_Provided data_

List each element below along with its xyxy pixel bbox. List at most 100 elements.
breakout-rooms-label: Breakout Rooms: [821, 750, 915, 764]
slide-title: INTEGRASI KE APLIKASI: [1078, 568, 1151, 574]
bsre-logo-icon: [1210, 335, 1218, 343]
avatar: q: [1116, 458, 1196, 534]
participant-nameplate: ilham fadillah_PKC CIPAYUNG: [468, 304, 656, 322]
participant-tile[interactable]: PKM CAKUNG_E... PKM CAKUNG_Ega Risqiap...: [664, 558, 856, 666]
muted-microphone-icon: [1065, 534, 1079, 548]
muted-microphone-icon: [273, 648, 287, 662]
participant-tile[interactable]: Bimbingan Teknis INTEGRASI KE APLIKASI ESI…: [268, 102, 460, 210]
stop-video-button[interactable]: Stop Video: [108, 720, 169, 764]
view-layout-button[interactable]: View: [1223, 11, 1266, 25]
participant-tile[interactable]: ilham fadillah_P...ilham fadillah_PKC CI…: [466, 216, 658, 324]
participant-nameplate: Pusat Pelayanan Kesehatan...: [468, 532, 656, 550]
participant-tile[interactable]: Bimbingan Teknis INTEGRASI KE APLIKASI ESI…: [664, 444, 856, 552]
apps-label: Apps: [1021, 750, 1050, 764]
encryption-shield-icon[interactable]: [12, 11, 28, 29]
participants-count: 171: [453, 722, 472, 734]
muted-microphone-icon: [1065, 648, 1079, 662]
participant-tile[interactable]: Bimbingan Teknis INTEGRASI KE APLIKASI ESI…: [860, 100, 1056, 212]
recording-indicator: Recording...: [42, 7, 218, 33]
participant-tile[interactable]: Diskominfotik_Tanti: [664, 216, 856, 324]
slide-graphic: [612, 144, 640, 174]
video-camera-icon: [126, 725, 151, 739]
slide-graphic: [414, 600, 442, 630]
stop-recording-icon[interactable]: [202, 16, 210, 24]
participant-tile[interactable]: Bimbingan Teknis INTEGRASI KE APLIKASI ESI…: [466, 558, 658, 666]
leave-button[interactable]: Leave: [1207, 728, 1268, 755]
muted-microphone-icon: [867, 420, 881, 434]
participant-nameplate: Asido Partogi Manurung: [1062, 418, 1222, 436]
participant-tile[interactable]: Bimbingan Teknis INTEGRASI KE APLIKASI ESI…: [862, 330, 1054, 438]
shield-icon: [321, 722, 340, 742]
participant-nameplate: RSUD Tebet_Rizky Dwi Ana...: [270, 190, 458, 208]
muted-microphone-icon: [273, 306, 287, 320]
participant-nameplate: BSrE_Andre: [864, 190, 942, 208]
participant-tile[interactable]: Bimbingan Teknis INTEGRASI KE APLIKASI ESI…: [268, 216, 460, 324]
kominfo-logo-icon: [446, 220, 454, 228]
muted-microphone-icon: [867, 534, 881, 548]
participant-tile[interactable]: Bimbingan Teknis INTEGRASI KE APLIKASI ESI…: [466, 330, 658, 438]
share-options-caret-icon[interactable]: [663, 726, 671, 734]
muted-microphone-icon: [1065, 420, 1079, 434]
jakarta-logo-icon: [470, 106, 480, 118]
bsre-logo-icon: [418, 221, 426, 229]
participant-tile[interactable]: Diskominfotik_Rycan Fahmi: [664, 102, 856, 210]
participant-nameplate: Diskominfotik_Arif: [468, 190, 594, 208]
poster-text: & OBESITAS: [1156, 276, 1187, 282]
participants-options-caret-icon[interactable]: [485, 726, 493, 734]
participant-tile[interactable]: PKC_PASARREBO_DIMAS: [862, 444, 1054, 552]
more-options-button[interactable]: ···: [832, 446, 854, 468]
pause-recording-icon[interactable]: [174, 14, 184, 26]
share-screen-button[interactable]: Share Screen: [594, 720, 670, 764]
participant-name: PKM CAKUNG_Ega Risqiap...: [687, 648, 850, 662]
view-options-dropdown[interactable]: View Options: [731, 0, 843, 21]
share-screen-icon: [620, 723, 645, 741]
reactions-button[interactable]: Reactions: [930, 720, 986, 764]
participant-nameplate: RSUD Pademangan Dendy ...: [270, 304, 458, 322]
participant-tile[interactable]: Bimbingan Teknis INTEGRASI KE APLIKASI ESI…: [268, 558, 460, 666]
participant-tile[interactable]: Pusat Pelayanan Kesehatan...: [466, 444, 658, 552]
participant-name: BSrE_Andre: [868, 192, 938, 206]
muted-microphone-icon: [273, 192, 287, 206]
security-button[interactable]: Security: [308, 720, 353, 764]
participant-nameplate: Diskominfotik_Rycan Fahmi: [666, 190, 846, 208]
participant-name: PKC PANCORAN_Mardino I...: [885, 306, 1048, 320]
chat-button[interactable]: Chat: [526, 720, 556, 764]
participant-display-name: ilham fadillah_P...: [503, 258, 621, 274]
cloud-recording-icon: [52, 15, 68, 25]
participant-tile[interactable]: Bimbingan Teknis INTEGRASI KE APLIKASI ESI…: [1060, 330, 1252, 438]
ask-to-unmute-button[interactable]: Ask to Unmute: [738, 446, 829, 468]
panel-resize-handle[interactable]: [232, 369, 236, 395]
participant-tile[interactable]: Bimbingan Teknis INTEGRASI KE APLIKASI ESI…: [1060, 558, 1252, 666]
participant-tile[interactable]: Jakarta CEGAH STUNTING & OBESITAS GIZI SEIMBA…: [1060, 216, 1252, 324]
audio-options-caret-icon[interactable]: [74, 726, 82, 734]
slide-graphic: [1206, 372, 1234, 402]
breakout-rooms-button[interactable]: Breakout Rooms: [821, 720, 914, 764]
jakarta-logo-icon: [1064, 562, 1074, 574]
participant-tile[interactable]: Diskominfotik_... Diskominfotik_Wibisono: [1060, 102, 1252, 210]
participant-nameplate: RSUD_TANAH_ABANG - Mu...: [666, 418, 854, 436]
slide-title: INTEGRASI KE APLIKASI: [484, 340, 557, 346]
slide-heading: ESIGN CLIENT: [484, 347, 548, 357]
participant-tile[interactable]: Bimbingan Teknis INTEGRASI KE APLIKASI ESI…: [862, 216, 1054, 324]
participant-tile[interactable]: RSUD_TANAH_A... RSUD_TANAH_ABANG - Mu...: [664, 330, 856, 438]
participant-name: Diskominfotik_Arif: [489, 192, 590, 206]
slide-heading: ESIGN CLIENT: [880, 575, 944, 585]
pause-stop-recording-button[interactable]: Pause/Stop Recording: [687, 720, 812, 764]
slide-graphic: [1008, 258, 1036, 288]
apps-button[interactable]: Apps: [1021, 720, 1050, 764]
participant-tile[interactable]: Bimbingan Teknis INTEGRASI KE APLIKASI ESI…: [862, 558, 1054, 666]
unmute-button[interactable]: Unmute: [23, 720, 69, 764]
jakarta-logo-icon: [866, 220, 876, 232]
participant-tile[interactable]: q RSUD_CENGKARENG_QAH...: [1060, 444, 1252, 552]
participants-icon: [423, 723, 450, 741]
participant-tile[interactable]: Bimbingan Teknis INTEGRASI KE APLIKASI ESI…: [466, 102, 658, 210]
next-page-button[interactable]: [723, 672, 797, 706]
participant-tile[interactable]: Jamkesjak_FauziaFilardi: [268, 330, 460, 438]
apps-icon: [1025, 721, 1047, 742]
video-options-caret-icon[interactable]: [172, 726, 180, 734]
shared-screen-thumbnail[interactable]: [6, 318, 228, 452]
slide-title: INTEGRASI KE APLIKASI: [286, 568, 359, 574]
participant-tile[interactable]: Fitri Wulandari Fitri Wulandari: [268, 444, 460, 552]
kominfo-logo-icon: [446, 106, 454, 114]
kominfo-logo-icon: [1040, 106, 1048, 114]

_Stated problem_
Print every line of the data above again, unchanged and in the same order.

_The reply_
List each element below along with its xyxy pixel bbox. List at most 100 elements.
breakout-rooms-label: Breakout Rooms: [821, 750, 915, 764]
slide-title: INTEGRASI KE APLIKASI: [1078, 568, 1151, 574]
bsre-logo-icon: [1210, 335, 1218, 343]
avatar: q: [1116, 458, 1196, 534]
participant-nameplate: ilham fadillah_PKC CIPAYUNG: [468, 304, 656, 322]
participant-tile[interactable]: PKM CAKUNG_E... PKM CAKUNG_Ega Risqiap...: [664, 558, 856, 666]
muted-microphone-icon: [1065, 534, 1079, 548]
muted-microphone-icon: [273, 648, 287, 662]
participant-tile[interactable]: Bimbingan Teknis INTEGRASI KE APLIKASI ESI…: [268, 102, 460, 210]
stop-video-button[interactable]: Stop Video: [108, 720, 169, 764]
view-layout-button[interactable]: View: [1223, 11, 1266, 25]
participant-tile[interactable]: ilham fadillah_P...ilham fadillah_PKC CI…: [466, 216, 658, 324]
participant-nameplate: Pusat Pelayanan Kesehatan...: [468, 532, 656, 550]
participant-tile[interactable]: Bimbingan Teknis INTEGRASI KE APLIKASI ESI…: [664, 444, 856, 552]
apps-label: Apps: [1021, 750, 1050, 764]
encryption-shield-icon[interactable]: [12, 11, 28, 29]
participants-count: 171: [453, 722, 472, 734]
muted-microphone-icon: [1065, 648, 1079, 662]
participant-tile[interactable]: Bimbingan Teknis INTEGRASI KE APLIKASI ESI…: [860, 100, 1056, 212]
recording-indicator: Recording...: [42, 7, 218, 33]
participant-tile[interactable]: Diskominfotik_Tanti: [664, 216, 856, 324]
slide-graphic: [612, 144, 640, 174]
video-camera-icon: [126, 725, 151, 739]
slide-graphic: [414, 600, 442, 630]
stop-recording-icon[interactable]: [202, 16, 210, 24]
participant-tile[interactable]: Bimbingan Teknis INTEGRASI KE APLIKASI ESI…: [466, 558, 658, 666]
leave-button[interactable]: Leave: [1207, 728, 1268, 755]
muted-microphone-icon: [867, 420, 881, 434]
participant-nameplate: Asido Partogi Manurung: [1062, 418, 1222, 436]
participant-tile[interactable]: Bimbingan Teknis INTEGRASI KE APLIKASI ESI…: [862, 330, 1054, 438]
shield-icon: [321, 722, 340, 742]
participant-nameplate: RSUD Tebet_Rizky Dwi Ana...: [270, 190, 458, 208]
muted-microphone-icon: [273, 306, 287, 320]
participant-nameplate: BSrE_Andre: [864, 190, 942, 208]
participant-tile[interactable]: Bimbingan Teknis INTEGRASI KE APLIKASI ESI…: [268, 216, 460, 324]
kominfo-logo-icon: [446, 220, 454, 228]
muted-microphone-icon: [867, 534, 881, 548]
participant-tile[interactable]: Bimbingan Teknis INTEGRASI KE APLIKASI ESI…: [466, 330, 658, 438]
share-options-caret-icon[interactable]: [663, 726, 671, 734]
muted-microphone-icon: [1065, 420, 1079, 434]
jakarta-logo-icon: [470, 106, 480, 118]
bsre-logo-icon: [418, 221, 426, 229]
participant-tile[interactable]: Diskominfotik_Rycan Fahmi: [664, 102, 856, 210]
participant-nameplate: Diskominfotik_Arif: [468, 190, 594, 208]
poster-text: & OBESITAS: [1156, 276, 1187, 282]
participants-options-caret-icon[interactable]: [485, 726, 493, 734]
participant-tile[interactable]: PKC_PASARREBO_DIMAS: [862, 444, 1054, 552]
more-options-button[interactable]: ···: [832, 446, 854, 468]
pause-recording-icon[interactable]: [174, 14, 184, 26]
share-screen-button[interactable]: Share Screen: [594, 720, 670, 764]
participant-name: PKM CAKUNG_Ega Risqiap...: [687, 648, 850, 662]
view-options-dropdown[interactable]: View Options: [731, 0, 843, 21]
share-screen-icon: [620, 723, 645, 741]
reactions-button[interactable]: Reactions: [930, 720, 986, 764]
participant-nameplate: RSUD Pademangan Dendy ...: [270, 304, 458, 322]
participant-tile[interactable]: Bimbingan Teknis INTEGRASI KE APLIKASI ESI…: [268, 558, 460, 666]
participant-tile[interactable]: Pusat Pelayanan Kesehatan...: [466, 444, 658, 552]
participant-name: BSrE_Andre: [868, 192, 938, 206]
muted-microphone-icon: [273, 192, 287, 206]
security-button[interactable]: Security: [308, 720, 353, 764]
participant-nameplate: Diskominfotik_Rycan Fahmi: [666, 190, 846, 208]
participant-name: PKC PANCORAN_Mardino I...: [885, 306, 1048, 320]
chat-button[interactable]: Chat: [526, 720, 556, 764]
participant-display-name: ilham fadillah_P...: [503, 258, 621, 274]
cloud-recording-icon: [52, 15, 68, 25]
participant-tile[interactable]: Bimbingan Teknis INTEGRASI KE APLIKASI ESI…: [1060, 330, 1252, 438]
ask-to-unmute-button[interactable]: Ask to Unmute: [738, 446, 829, 468]
panel-resize-handle[interactable]: [232, 369, 236, 395]
participant-tile[interactable]: Bimbingan Teknis INTEGRASI KE APLIKASI ESI…: [1060, 558, 1252, 666]
participant-tile[interactable]: Jakarta CEGAH STUNTING & OBESITAS GIZI SEIMBA…: [1060, 216, 1252, 324]
audio-options-caret-icon[interactable]: [74, 726, 82, 734]
slide-graphic: [1206, 372, 1234, 402]
breakout-rooms-button[interactable]: Breakout Rooms: [821, 720, 914, 764]
jakarta-logo-icon: [1064, 562, 1074, 574]
participant-tile[interactable]: Diskominfotik_... Diskominfotik_Wibisono: [1060, 102, 1252, 210]
participant-nameplate: RSUD_TANAH_ABANG - Mu...: [666, 418, 854, 436]
slide-title: INTEGRASI KE APLIKASI: [484, 340, 557, 346]
slide-heading: ESIGN CLIENT: [484, 347, 548, 357]
participant-tile[interactable]: Bimbingan Teknis INTEGRASI KE APLIKASI ESI…: [862, 216, 1054, 324]
participant-tile[interactable]: RSUD_TANAH_A... RSUD_TANAH_ABANG - Mu...: [664, 330, 856, 438]
participant-name: Diskominfotik_Arif: [489, 192, 590, 206]
slide-heading: ESIGN CLIENT: [880, 575, 944, 585]
pause-stop-recording-button[interactable]: Pause/Stop Recording: [687, 720, 812, 764]
slide-graphic: [1008, 258, 1036, 288]
apps-button[interactable]: Apps: [1021, 720, 1050, 764]
participant-tile[interactable]: Bimbingan Teknis INTEGRASI KE APLIKASI ESI…: [862, 558, 1054, 666]
unmute-button[interactable]: Unmute: [23, 720, 69, 764]
jakarta-logo-icon: [866, 220, 876, 232]
participant-tile[interactable]: q RSUD_CENGKARENG_QAH...: [1060, 444, 1252, 552]
participants-icon: [423, 723, 450, 741]
participant-tile[interactable]: Bimbingan Teknis INTEGRASI KE APLIKASI ESI…: [466, 102, 658, 210]
next-page-button[interactable]: [723, 672, 797, 706]
participant-tile[interactable]: Jamkesjak_FauziaFilardi: [268, 330, 460, 438]
apps-icon: [1025, 721, 1047, 742]
video-options-caret-icon[interactable]: [172, 726, 180, 734]
shared-screen-thumbnail[interactable]: [6, 318, 228, 452]
slide-title: INTEGRASI KE APLIKASI: [286, 568, 359, 574]
participant-tile[interactable]: Fitri Wulandari Fitri Wulandari: [268, 444, 460, 552]
kominfo-logo-icon: [446, 106, 454, 114]
kominfo-logo-icon: [1040, 106, 1048, 114]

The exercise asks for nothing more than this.